Problem to work on:
Copy every item below word for word, and leave the pictures out of your copy.

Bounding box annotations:
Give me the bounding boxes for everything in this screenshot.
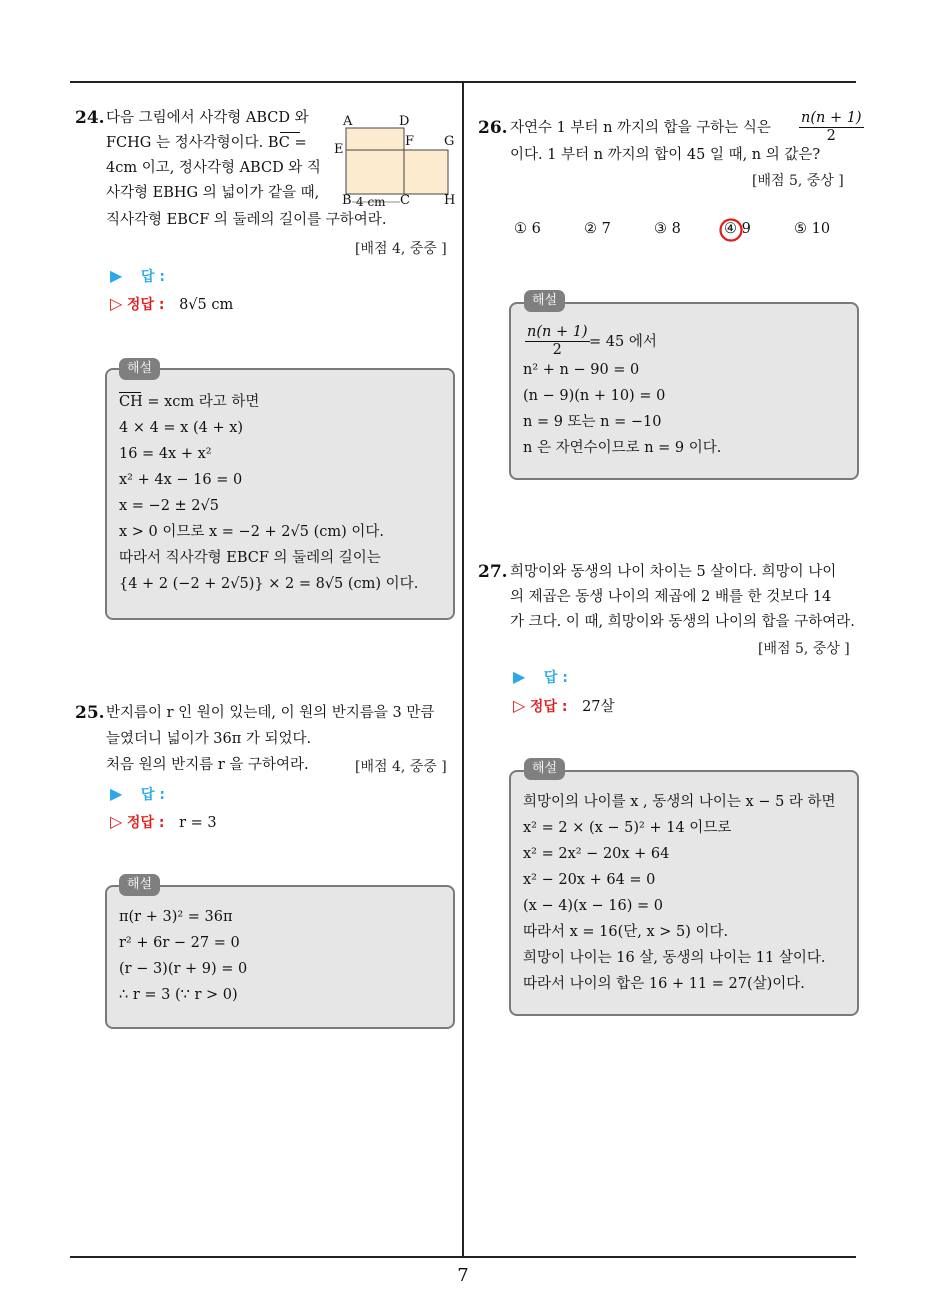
correct-arrow-icon: ▷ bbox=[513, 696, 526, 715]
q26-solution-tag: 해설 bbox=[524, 290, 565, 312]
fig-label-d: D bbox=[399, 114, 410, 129]
option-1[interactable]: ① 6 bbox=[514, 221, 541, 237]
q26-solution-box bbox=[509, 302, 859, 480]
sol-fraction bbox=[525, 324, 590, 359]
fig-label-f: F bbox=[405, 134, 415, 149]
overline-ch bbox=[119, 392, 141, 393]
sol-line: 희망이 나이는 16 살, 동생의 나이는 11 살이다. bbox=[523, 950, 826, 966]
correct-arrow-icon: ▷ bbox=[110, 294, 123, 313]
correct-label: 정답 : bbox=[126, 297, 165, 313]
q24-correct-row bbox=[110, 294, 233, 314]
frac-denominator: 2 bbox=[826, 128, 836, 144]
q25-line-3: 처음 원의 반지름 r 을 구하여라. bbox=[106, 757, 309, 773]
sol-line: n 은 자연수이므로 n = 9 이다. bbox=[523, 440, 722, 456]
q27-solution-tag: 해설 bbox=[524, 758, 565, 780]
option-2[interactable]: ② 7 bbox=[584, 221, 611, 237]
sol-line: = 45 에서 bbox=[589, 334, 657, 350]
sol-line: x² − 20x + 64 = 0 bbox=[523, 872, 656, 888]
sol-line: x > 0 이므로 x = −2 + 2√5 (cm) 이다. bbox=[119, 524, 385, 540]
bottom-rule bbox=[70, 1256, 856, 1258]
sol-line: π(r + 3)² = 36π bbox=[119, 909, 233, 925]
sol-line: (n − 9)(n + 10) = 0 bbox=[523, 388, 666, 404]
q26-meta: [배점 5, 중상 ] bbox=[752, 173, 844, 189]
q24-answer-row bbox=[110, 266, 165, 286]
q25-answer-row bbox=[110, 784, 165, 804]
q24-line-1: 다음 그림에서 사각형 ABCD 와 bbox=[106, 110, 309, 126]
answer-label: 답 : bbox=[140, 787, 165, 803]
sol-line: x² = 2x² − 20x + 64 bbox=[523, 846, 670, 862]
square-abcd bbox=[346, 128, 404, 150]
q26-line-2: 이다. 1 부터 n 까지의 합이 45 일 때, n 의 값은? bbox=[510, 147, 821, 163]
q27-meta: [배점 5, 중상 ] bbox=[758, 641, 850, 657]
sol-line: x² + 4x − 16 = 0 bbox=[119, 472, 243, 488]
overline-bc bbox=[280, 132, 300, 133]
answer-arrow-icon: ▶ bbox=[513, 667, 526, 686]
option-4[interactable]: ④ 9 bbox=[724, 221, 751, 237]
frac-numerator: n(n + 1) bbox=[527, 324, 588, 340]
sol-line: ∴ r = 3 (∵ r > 0) bbox=[119, 987, 238, 1003]
q24-line-3: 4cm 이고, 정사각형 ABCD 와 직 bbox=[106, 160, 321, 176]
correct-arrow-icon: ▷ bbox=[110, 812, 123, 831]
q25-number: 25. bbox=[75, 703, 105, 723]
q27-correct-row bbox=[513, 695, 615, 716]
q24-meta: [배점 4, 중중 ] bbox=[355, 241, 447, 257]
sol-line: r² + 6r − 27 = 0 bbox=[119, 935, 240, 951]
q25-solution-box bbox=[105, 885, 455, 1029]
sol-line: n² + n − 90 = 0 bbox=[523, 362, 640, 378]
fig-label-a: A bbox=[343, 114, 353, 129]
q25-line-2: 늘였더니 넓이가 36π 가 되었다. bbox=[106, 731, 312, 747]
q25-line-1: 반지름이 r 인 원이 있는데, 이 원의 반지름을 3 만큼 bbox=[106, 705, 435, 721]
q27-solution-box bbox=[509, 770, 859, 1016]
q24-number: 24. bbox=[75, 108, 105, 128]
answer-arrow-icon: ▶ bbox=[110, 784, 123, 803]
correct-value: r = 3 bbox=[179, 815, 217, 831]
correct-label: 정답 : bbox=[529, 699, 568, 715]
fig-label-c: C bbox=[400, 193, 410, 208]
sol-line: 따라서 x = 16(단, x > 5) 이다. bbox=[523, 924, 729, 940]
page-number: 7 bbox=[457, 1265, 469, 1286]
q25-correct-row bbox=[110, 812, 217, 832]
frac-numerator: n(n + 1) bbox=[801, 110, 862, 126]
sol-line: 희망이의 나이를 x , 동생의 나이는 x − 5 라 하면 bbox=[523, 794, 836, 810]
fig-dimension: 4 cm bbox=[356, 195, 386, 209]
q24-line-2: FCHG 는 정사각형이다. BC = bbox=[106, 135, 307, 151]
sol-line: x² = 2 × (x − 5)² + 14 이므로 bbox=[523, 820, 732, 836]
q26-number: 26. bbox=[478, 118, 508, 138]
q27-line-2: 의 제곱은 동생 나이의 제곱에 2 배를 한 것보다 14 bbox=[510, 589, 832, 605]
sol-line: n = 9 또는 n = −10 bbox=[523, 414, 662, 430]
q25-meta: [배점 4, 중중 ] bbox=[355, 759, 447, 775]
rect-ebhg bbox=[346, 150, 448, 194]
sol-line: (x − 4)(x − 16) = 0 bbox=[523, 898, 663, 914]
correct-value: 8√5 cm bbox=[179, 297, 234, 313]
q24-solution-tag: 해설 bbox=[119, 358, 160, 380]
q24-solution-box bbox=[105, 368, 455, 620]
q27-line-3: 가 크다. 이 때, 희망이와 동생의 나이의 합을 구하여라. bbox=[510, 614, 855, 630]
sol-line: {4 + 2 (−2 + 2√5)} × 2 = 8√5 (cm) 이다. bbox=[119, 576, 419, 592]
fig-label-g: G bbox=[444, 134, 455, 149]
fig-label-b: B bbox=[342, 193, 352, 208]
fig-label-e: E bbox=[334, 142, 344, 157]
q24-line-4: 사각형 EBHG 의 넓이가 같을 때, bbox=[106, 185, 320, 201]
sol-line: 따라서 직사각형 EBCF 의 둘레의 길이는 bbox=[119, 550, 381, 566]
q27-number: 27. bbox=[478, 562, 508, 582]
q27-line-1: 희망이와 동생의 나이 차이는 5 살이다. 희망이 나이 bbox=[510, 564, 837, 580]
sol-line: x = −2 ± 2√5 bbox=[119, 498, 219, 514]
sol-line: CH = xcm 라고 하면 bbox=[119, 394, 260, 410]
option-5[interactable]: ⑤ 10 bbox=[794, 221, 831, 237]
selected-circle-icon bbox=[718, 217, 746, 245]
q24-line-5: 직사각형 EBCF 의 둘레의 길이를 구하여라. bbox=[106, 212, 387, 228]
sol-line: 16 = 4x + x² bbox=[119, 446, 212, 462]
q27-answer-row bbox=[513, 667, 568, 687]
q26-fraction bbox=[799, 110, 864, 145]
option-3[interactable]: ③ 8 bbox=[654, 221, 681, 237]
sol-line: 따라서 나이의 합은 16 + 11 = 27(살)이다. bbox=[523, 976, 805, 992]
sol-line: 4 × 4 = x (4 + x) bbox=[119, 420, 244, 436]
frac-denominator: 2 bbox=[552, 342, 562, 358]
correct-value: 27살 bbox=[582, 699, 615, 715]
column-divider bbox=[462, 83, 464, 1258]
q26-line-1: 자연수 1 부터 n 까지의 합을 구하는 식은 bbox=[510, 120, 771, 136]
q25-solution-tag: 해설 bbox=[119, 874, 160, 896]
sol-line: (r − 3)(r + 9) = 0 bbox=[119, 961, 248, 977]
answer-arrow-icon: ▶ bbox=[110, 266, 123, 285]
fig-label-h: H bbox=[444, 193, 456, 208]
correct-label: 정답 : bbox=[126, 815, 165, 831]
answer-label: 답 : bbox=[543, 670, 568, 686]
answer-label: 답 : bbox=[140, 269, 165, 285]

Result for this task:
Give me the bounding boxes for everything in this screenshot.
correct-arrow-icon: ▷ bbox=[513, 696, 526, 715]
q26-solution-tag: 해설 bbox=[524, 290, 565, 312]
fig-label-d: D bbox=[399, 114, 410, 129]
option-1[interactable]: ① 6 bbox=[514, 221, 541, 237]
q26-solution-box bbox=[509, 302, 859, 480]
sol-fraction bbox=[525, 324, 590, 359]
fig-label-f: F bbox=[405, 134, 415, 149]
overline-ch bbox=[119, 392, 141, 393]
sol-line: 희망이 나이는 16 살, 동생의 나이는 11 살이다. bbox=[523, 950, 826, 966]
correct-arrow-icon: ▷ bbox=[110, 294, 123, 313]
correct-label: 정답 : bbox=[126, 297, 165, 313]
q24-correct-row bbox=[110, 294, 233, 314]
frac-denominator: 2 bbox=[826, 128, 836, 144]
q25-line-3: 처음 원의 반지름 r 을 구하여라. bbox=[106, 757, 309, 773]
sol-line: n 은 자연수이므로 n = 9 이다. bbox=[523, 440, 722, 456]
q27-solution-tag: 해설 bbox=[524, 758, 565, 780]
option-2[interactable]: ② 7 bbox=[584, 221, 611, 237]
sol-line: = 45 에서 bbox=[589, 334, 657, 350]
sol-line: x² − 20x + 64 = 0 bbox=[523, 872, 656, 888]
sol-line: x > 0 이므로 x = −2 + 2√5 (cm) 이다. bbox=[119, 524, 385, 540]
bottom-rule bbox=[70, 1256, 856, 1258]
sol-line: π(r + 3)² = 36π bbox=[119, 909, 233, 925]
sol-line: (n − 9)(n + 10) = 0 bbox=[523, 388, 666, 404]
q26-meta: [배점 5, 중상 ] bbox=[752, 173, 844, 189]
q24-answer-row bbox=[110, 266, 165, 286]
q25-answer-row bbox=[110, 784, 165, 804]
q24-line-1: 다음 그림에서 사각형 ABCD 와 bbox=[106, 110, 309, 126]
answer-label: 답 : bbox=[140, 787, 165, 803]
sol-line: x² = 2x² − 20x + 64 bbox=[523, 846, 670, 862]
square-abcd bbox=[346, 128, 404, 150]
q26-line-2: 이다. 1 부터 n 까지의 합이 45 일 때, n 의 값은? bbox=[510, 147, 821, 163]
q27-meta: [배점 5, 중상 ] bbox=[758, 641, 850, 657]
sol-line: x² + 4x − 16 = 0 bbox=[119, 472, 243, 488]
overline-bc bbox=[280, 132, 300, 133]
answer-arrow-icon: ▶ bbox=[513, 667, 526, 686]
option-4[interactable]: ④ 9 bbox=[724, 221, 751, 237]
frac-numerator: n(n + 1) bbox=[527, 324, 588, 340]
sol-line: ∴ r = 3 (∵ r > 0) bbox=[119, 987, 238, 1003]
q24-line-3: 4cm 이고, 정사각형 ABCD 와 직 bbox=[106, 160, 321, 176]
correct-arrow-icon: ▷ bbox=[110, 812, 123, 831]
q25-number: 25. bbox=[75, 703, 105, 723]
q27-correct-row bbox=[513, 695, 615, 716]
q24-meta: [배점 4, 중중 ] bbox=[355, 241, 447, 257]
sol-line: r² + 6r − 27 = 0 bbox=[119, 935, 240, 951]
q25-solution-box bbox=[105, 885, 455, 1029]
sol-line: n² + n − 90 = 0 bbox=[523, 362, 640, 378]
fig-label-a: A bbox=[343, 114, 353, 129]
q25-line-2: 늘였더니 넓이가 36π 가 되었다. bbox=[106, 731, 312, 747]
q25-line-1: 반지름이 r 인 원이 있는데, 이 원의 반지름을 3 만큼 bbox=[106, 705, 435, 721]
q27-solution-box bbox=[509, 770, 859, 1016]
q24-number: 24. bbox=[75, 108, 105, 128]
answer-arrow-icon: ▶ bbox=[110, 784, 123, 803]
correct-value: r = 3 bbox=[179, 815, 217, 831]
correct-label: 정답 : bbox=[529, 699, 568, 715]
fig-label-c: C bbox=[400, 193, 410, 208]
sol-line: 따라서 x = 16(단, x > 5) 이다. bbox=[523, 924, 729, 940]
page-number: 7 bbox=[457, 1265, 469, 1286]
q25-correct-row bbox=[110, 812, 217, 832]
frac-numerator: n(n + 1) bbox=[801, 110, 862, 126]
sol-line: 희망이의 나이를 x , 동생의 나이는 x − 5 라 하면 bbox=[523, 794, 836, 810]
fig-dimension: 4 cm bbox=[356, 195, 386, 209]
q24-line-2: FCHG 는 정사각형이다. BC = bbox=[106, 135, 307, 151]
sol-line: x² = 2 × (x − 5)² + 14 이므로 bbox=[523, 820, 732, 836]
q26-number: 26. bbox=[478, 118, 508, 138]
q27-line-2: 의 제곱은 동생 나이의 제곱에 2 배를 한 것보다 14 bbox=[510, 589, 832, 605]
sol-line: n = 9 또는 n = −10 bbox=[523, 414, 662, 430]
q25-meta: [배점 4, 중중 ] bbox=[355, 759, 447, 775]
rect-ebhg bbox=[346, 150, 448, 194]
sol-line: (x − 4)(x − 16) = 0 bbox=[523, 898, 663, 914]
correct-value: 8√5 cm bbox=[179, 297, 234, 313]
q24-solution-tag: 해설 bbox=[119, 358, 160, 380]
q24-solution-box bbox=[105, 368, 455, 620]
q27-line-3: 가 크다. 이 때, 희망이와 동생의 나이의 합을 구하여라. bbox=[510, 614, 855, 630]
sol-line: {4 + 2 (−2 + 2√5)} × 2 = 8√5 (cm) 이다. bbox=[119, 576, 419, 592]
fig-label-g: G bbox=[444, 134, 455, 149]
fig-label-b: B bbox=[342, 193, 352, 208]
fig-label-e: E bbox=[334, 142, 344, 157]
q24-line-4: 사각형 EBHG 의 넓이가 같을 때, bbox=[106, 185, 320, 201]
sol-line: 따라서 직사각형 EBCF 의 둘레의 길이는 bbox=[119, 550, 381, 566]
q27-number: 27. bbox=[478, 562, 508, 582]
q27-line-1: 희망이와 동생의 나이 차이는 5 살이다. 희망이 나이 bbox=[510, 564, 837, 580]
sol-line: x = −2 ± 2√5 bbox=[119, 498, 219, 514]
sol-line: CH = xcm 라고 하면 bbox=[119, 394, 260, 410]
option-5[interactable]: ⑤ 10 bbox=[794, 221, 831, 237]
selected-circle-icon bbox=[718, 217, 746, 245]
q24-line-5: 직사각형 EBCF 의 둘레의 길이를 구하여라. bbox=[106, 212, 387, 228]
sol-line: 16 = 4x + x² bbox=[119, 446, 212, 462]
q27-answer-row bbox=[513, 667, 568, 687]
q26-fraction bbox=[799, 110, 864, 145]
option-3[interactable]: ③ 8 bbox=[654, 221, 681, 237]
sol-line: 따라서 나이의 합은 16 + 11 = 27(살)이다. bbox=[523, 976, 805, 992]
sol-line: 4 × 4 = x (4 + x) bbox=[119, 420, 244, 436]
frac-denominator: 2 bbox=[552, 342, 562, 358]
correct-value: 27살 bbox=[582, 699, 615, 715]
column-divider bbox=[462, 83, 464, 1258]
q26-line-1: 자연수 1 부터 n 까지의 합을 구하는 식은 bbox=[510, 120, 771, 136]
q25-solution-tag: 해설 bbox=[119, 874, 160, 896]
sol-line: (r − 3)(r + 9) = 0 bbox=[119, 961, 248, 977]
answer-arrow-icon: ▶ bbox=[110, 266, 123, 285]
fig-label-h: H bbox=[444, 193, 456, 208]
correct-label: 정답 : bbox=[126, 815, 165, 831]
answer-label: 답 : bbox=[543, 670, 568, 686]
answer-label: 답 : bbox=[140, 269, 165, 285]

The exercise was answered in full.